DATA EXTRACT ->
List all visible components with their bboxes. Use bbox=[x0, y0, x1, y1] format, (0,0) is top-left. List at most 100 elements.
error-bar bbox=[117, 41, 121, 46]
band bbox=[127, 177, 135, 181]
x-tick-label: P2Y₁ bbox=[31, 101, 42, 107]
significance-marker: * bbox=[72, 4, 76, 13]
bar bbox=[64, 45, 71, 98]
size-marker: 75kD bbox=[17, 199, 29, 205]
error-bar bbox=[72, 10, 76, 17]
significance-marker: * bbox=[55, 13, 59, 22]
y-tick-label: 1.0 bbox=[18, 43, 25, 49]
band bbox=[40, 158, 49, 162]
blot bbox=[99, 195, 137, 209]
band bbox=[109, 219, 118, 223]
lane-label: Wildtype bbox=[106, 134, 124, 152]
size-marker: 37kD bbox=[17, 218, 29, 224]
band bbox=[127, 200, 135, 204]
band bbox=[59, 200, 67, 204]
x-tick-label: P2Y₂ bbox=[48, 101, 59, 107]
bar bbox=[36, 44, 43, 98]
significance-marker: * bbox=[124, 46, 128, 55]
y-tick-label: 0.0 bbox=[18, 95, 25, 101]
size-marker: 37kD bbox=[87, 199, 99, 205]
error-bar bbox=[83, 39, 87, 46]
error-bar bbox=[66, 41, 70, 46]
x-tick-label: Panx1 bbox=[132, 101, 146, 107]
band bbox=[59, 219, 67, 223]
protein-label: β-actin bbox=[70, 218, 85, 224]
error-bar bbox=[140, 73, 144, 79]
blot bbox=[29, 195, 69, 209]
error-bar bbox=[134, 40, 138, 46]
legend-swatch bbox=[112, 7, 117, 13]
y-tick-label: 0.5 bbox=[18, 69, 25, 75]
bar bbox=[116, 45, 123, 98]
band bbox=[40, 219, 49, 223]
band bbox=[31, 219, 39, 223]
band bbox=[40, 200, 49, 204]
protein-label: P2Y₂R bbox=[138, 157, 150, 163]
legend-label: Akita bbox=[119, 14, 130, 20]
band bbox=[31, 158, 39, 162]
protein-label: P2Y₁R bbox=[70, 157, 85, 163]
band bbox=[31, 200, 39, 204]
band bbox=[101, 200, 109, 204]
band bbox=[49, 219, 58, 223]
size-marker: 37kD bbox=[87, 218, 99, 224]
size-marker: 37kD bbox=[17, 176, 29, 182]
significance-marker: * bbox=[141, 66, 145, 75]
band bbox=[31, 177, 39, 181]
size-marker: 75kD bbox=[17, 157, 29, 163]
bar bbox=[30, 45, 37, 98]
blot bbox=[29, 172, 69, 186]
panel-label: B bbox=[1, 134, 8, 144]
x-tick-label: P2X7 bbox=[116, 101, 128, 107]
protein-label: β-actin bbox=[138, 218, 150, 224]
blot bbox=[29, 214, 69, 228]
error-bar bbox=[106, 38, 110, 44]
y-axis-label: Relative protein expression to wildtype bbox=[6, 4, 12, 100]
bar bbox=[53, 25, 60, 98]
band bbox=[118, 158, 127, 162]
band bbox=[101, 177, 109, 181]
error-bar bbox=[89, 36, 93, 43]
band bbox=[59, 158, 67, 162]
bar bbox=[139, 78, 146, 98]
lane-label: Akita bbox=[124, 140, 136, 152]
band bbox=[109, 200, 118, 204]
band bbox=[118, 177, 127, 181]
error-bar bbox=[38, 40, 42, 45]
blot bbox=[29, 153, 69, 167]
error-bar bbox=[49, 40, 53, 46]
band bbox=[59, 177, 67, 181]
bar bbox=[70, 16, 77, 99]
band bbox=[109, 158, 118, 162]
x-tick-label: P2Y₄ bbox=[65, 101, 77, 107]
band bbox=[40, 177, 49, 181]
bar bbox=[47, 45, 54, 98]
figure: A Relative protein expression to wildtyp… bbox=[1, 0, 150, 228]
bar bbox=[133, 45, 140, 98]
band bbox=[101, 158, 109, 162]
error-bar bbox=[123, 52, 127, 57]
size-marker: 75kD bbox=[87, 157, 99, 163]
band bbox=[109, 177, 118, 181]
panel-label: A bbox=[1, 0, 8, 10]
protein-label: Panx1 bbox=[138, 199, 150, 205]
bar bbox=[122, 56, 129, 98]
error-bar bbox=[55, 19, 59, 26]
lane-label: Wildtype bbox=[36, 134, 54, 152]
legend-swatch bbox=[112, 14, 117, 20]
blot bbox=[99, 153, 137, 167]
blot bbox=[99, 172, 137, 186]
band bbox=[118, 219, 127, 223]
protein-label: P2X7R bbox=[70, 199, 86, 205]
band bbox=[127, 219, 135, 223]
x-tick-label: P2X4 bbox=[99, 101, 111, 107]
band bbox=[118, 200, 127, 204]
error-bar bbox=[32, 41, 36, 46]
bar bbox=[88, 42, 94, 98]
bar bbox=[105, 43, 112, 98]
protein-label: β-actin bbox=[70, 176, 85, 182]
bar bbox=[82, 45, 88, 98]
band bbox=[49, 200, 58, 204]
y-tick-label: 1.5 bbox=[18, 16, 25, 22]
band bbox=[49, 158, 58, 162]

WHAT YOU WILL DO ->
Retype every line of the data above exactly.

SOLUTION FOR THIS EXERCISE ->
List all visible components with their bboxes. Use bbox=[x0, y0, x1, y1] format, (0,0) is top-left. List at most 100 elements.
error-bar bbox=[117, 41, 121, 46]
band bbox=[127, 177, 135, 181]
x-tick-label: P2Y₁ bbox=[31, 101, 42, 107]
significance-marker: * bbox=[72, 4, 76, 13]
bar bbox=[64, 45, 71, 98]
size-marker: 75kD bbox=[17, 199, 29, 205]
error-bar bbox=[72, 10, 76, 17]
significance-marker: * bbox=[55, 13, 59, 22]
y-tick-label: 1.0 bbox=[18, 43, 25, 49]
band bbox=[40, 158, 49, 162]
blot bbox=[99, 195, 137, 209]
band bbox=[109, 219, 118, 223]
lane-label: Wildtype bbox=[106, 134, 124, 152]
size-marker: 37kD bbox=[17, 218, 29, 224]
band bbox=[127, 200, 135, 204]
band bbox=[59, 200, 67, 204]
x-tick-label: P2Y₂ bbox=[48, 101, 59, 107]
bar bbox=[36, 44, 43, 98]
significance-marker: * bbox=[124, 46, 128, 55]
y-tick-label: 0.0 bbox=[18, 95, 25, 101]
size-marker: 37kD bbox=[87, 199, 99, 205]
error-bar bbox=[83, 39, 87, 46]
error-bar bbox=[66, 41, 70, 46]
x-tick-label: Panx1 bbox=[132, 101, 146, 107]
band bbox=[59, 219, 67, 223]
protein-label: β-actin bbox=[70, 218, 85, 224]
error-bar bbox=[140, 73, 144, 79]
blot bbox=[29, 195, 69, 209]
error-bar bbox=[134, 40, 138, 46]
legend-swatch bbox=[112, 7, 117, 13]
y-tick-label: 0.5 bbox=[18, 69, 25, 75]
bar bbox=[116, 45, 123, 98]
band bbox=[40, 219, 49, 223]
band bbox=[31, 219, 39, 223]
band bbox=[40, 200, 49, 204]
protein-label: P2Y₂R bbox=[138, 157, 150, 163]
legend-label: Akita bbox=[119, 14, 130, 20]
band bbox=[31, 158, 39, 162]
protein-label: P2Y₁R bbox=[70, 157, 85, 163]
band bbox=[31, 200, 39, 204]
band bbox=[101, 200, 109, 204]
band bbox=[49, 219, 58, 223]
size-marker: 37kD bbox=[87, 218, 99, 224]
size-marker: 37kD bbox=[17, 176, 29, 182]
significance-marker: * bbox=[141, 66, 145, 75]
band bbox=[31, 177, 39, 181]
size-marker: 75kD bbox=[17, 157, 29, 163]
bar bbox=[30, 45, 37, 98]
blot bbox=[29, 172, 69, 186]
panel-label: B bbox=[1, 134, 8, 144]
x-tick-label: P2X7 bbox=[116, 101, 128, 107]
protein-label: β-actin bbox=[138, 218, 150, 224]
blot bbox=[29, 214, 69, 228]
error-bar bbox=[106, 38, 110, 44]
y-axis-label: Relative protein expression to wildtype bbox=[6, 4, 12, 100]
bar bbox=[53, 25, 60, 98]
band bbox=[118, 158, 127, 162]
band bbox=[101, 177, 109, 181]
error-bar bbox=[89, 36, 93, 43]
band bbox=[59, 158, 67, 162]
bar bbox=[139, 78, 146, 98]
lane-label: Akita bbox=[124, 140, 136, 152]
band bbox=[109, 200, 118, 204]
band bbox=[118, 177, 127, 181]
error-bar bbox=[38, 40, 42, 45]
blot bbox=[29, 153, 69, 167]
error-bar bbox=[49, 40, 53, 46]
band bbox=[59, 177, 67, 181]
bar bbox=[70, 16, 77, 99]
band bbox=[109, 158, 118, 162]
x-tick-label: P2Y₄ bbox=[65, 101, 77, 107]
band bbox=[40, 177, 49, 181]
bar bbox=[47, 45, 54, 98]
figure: A Relative protein expression to wildtyp… bbox=[1, 0, 150, 228]
bar bbox=[133, 45, 140, 98]
band bbox=[101, 158, 109, 162]
error-bar bbox=[123, 52, 127, 57]
size-marker: 75kD bbox=[87, 157, 99, 163]
band bbox=[109, 177, 118, 181]
panel-label: A bbox=[1, 0, 8, 10]
protein-label: Panx1 bbox=[138, 199, 150, 205]
bar bbox=[122, 56, 129, 98]
error-bar bbox=[55, 19, 59, 26]
lane-label: Wildtype bbox=[36, 134, 54, 152]
legend-swatch bbox=[112, 14, 117, 20]
blot bbox=[99, 153, 137, 167]
blot bbox=[99, 172, 137, 186]
band bbox=[118, 219, 127, 223]
protein-label: P2X7R bbox=[70, 199, 86, 205]
band bbox=[127, 219, 135, 223]
x-tick-label: P2X4 bbox=[99, 101, 111, 107]
band bbox=[118, 200, 127, 204]
error-bar bbox=[32, 41, 36, 46]
bar bbox=[88, 42, 94, 98]
bar bbox=[105, 43, 112, 98]
protein-label: β-actin bbox=[70, 176, 85, 182]
bar bbox=[82, 45, 88, 98]
band bbox=[49, 200, 58, 204]
y-tick-label: 1.5 bbox=[18, 16, 25, 22]
band bbox=[49, 158, 58, 162]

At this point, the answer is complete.